◆ Aim A
In the message about the penalty function, what does the reply take "margin" to mean?
◆ Aim B
List the four kinds of entry, in order of preference, that the penalty function described in the message about the penalty function is meant to choose.

◆ Text section
--------------------------------------------------

On 08/29/2016 09:04 AM, Andrew Borodin wrote:

In this message I address only first problem. I want to construct a penalty function that will choose: 1. Entry with a zero volume and smallest margin, that can accommodate insertion tuple without extension, if one exists; 2. Entry with smallest volume, that can accommodate insertion tuple without extension, if one exists; 3. Entry with zero volume increase after insert and smallest margin increase, if one exists; 4. Entry with minimal volume increase after insert.

## Advertising

`Looking at the code, by "margin", you mean the sum of all "edges", i.e.`

`of each dimension, of the cube. I guess the point of that is to`

`differentiate between cubes that have the same volume, but a different`

`shape.`

`So, let's try to come up with a scheme that doesn't require IEEE 754`

`floats. Those above cases can be split into two categories, depending on`

`whether the new value has zero volume or not. We can use a completely`

`different scheme for the two cases, if we want, because when we're`

`choosing a target page to insert to, penalty gets called for every`

`original tuple, but with the same new tuple.`

`Here's a scheme I just came up with. There might be better ones, but`

`it's something.`

Let's have: oX: Original tuple's edge sum nX: New tuple's edge sum dX: Edge increase oV: Original tuple's volume nX: New tuple's volume dX: Volume increase Case A: New entry has zero volume. ------ Two sub-cases: A1: if dE > 0, use dE. dE must be in the range [0, nE] A2: otherwise, use oE. So how do we cram those two into a single float?

--------------------------------------------------

◆ Given material
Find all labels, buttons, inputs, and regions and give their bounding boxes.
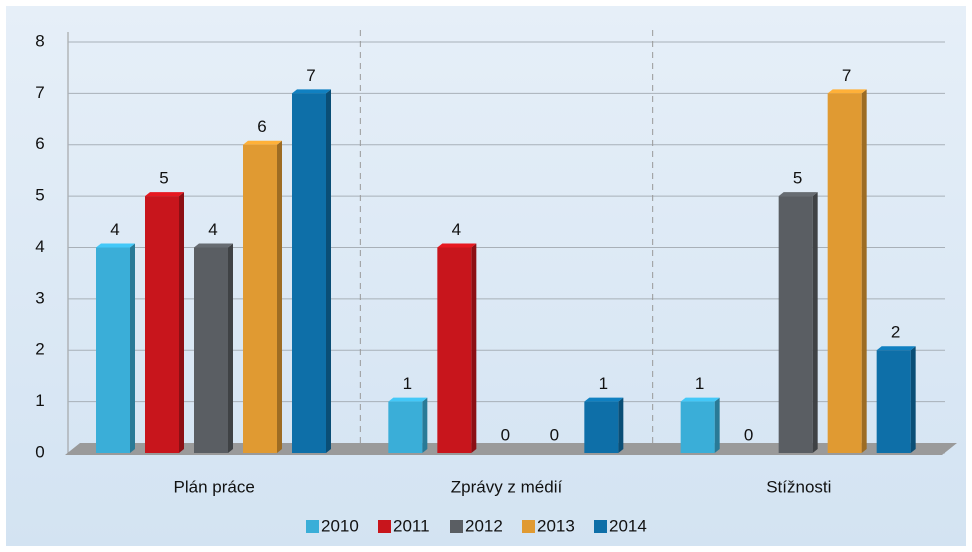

--------------------------------------------------

◆ Task result A
The sum of all the "edges" of the cube, that is, of each of its dimensions.

◆ Task result B
1. An entry with zero volume and the smallest margin that can accommodate the insertion tuple without extension, if one exists
2. An entry with the smallest volume that can accommodate the insertion tuple without extension, if one exists
3. An entry with zero volume increase after insert and the smallest margin increase, if one exists
4. An entry with the minimal volume increase after insert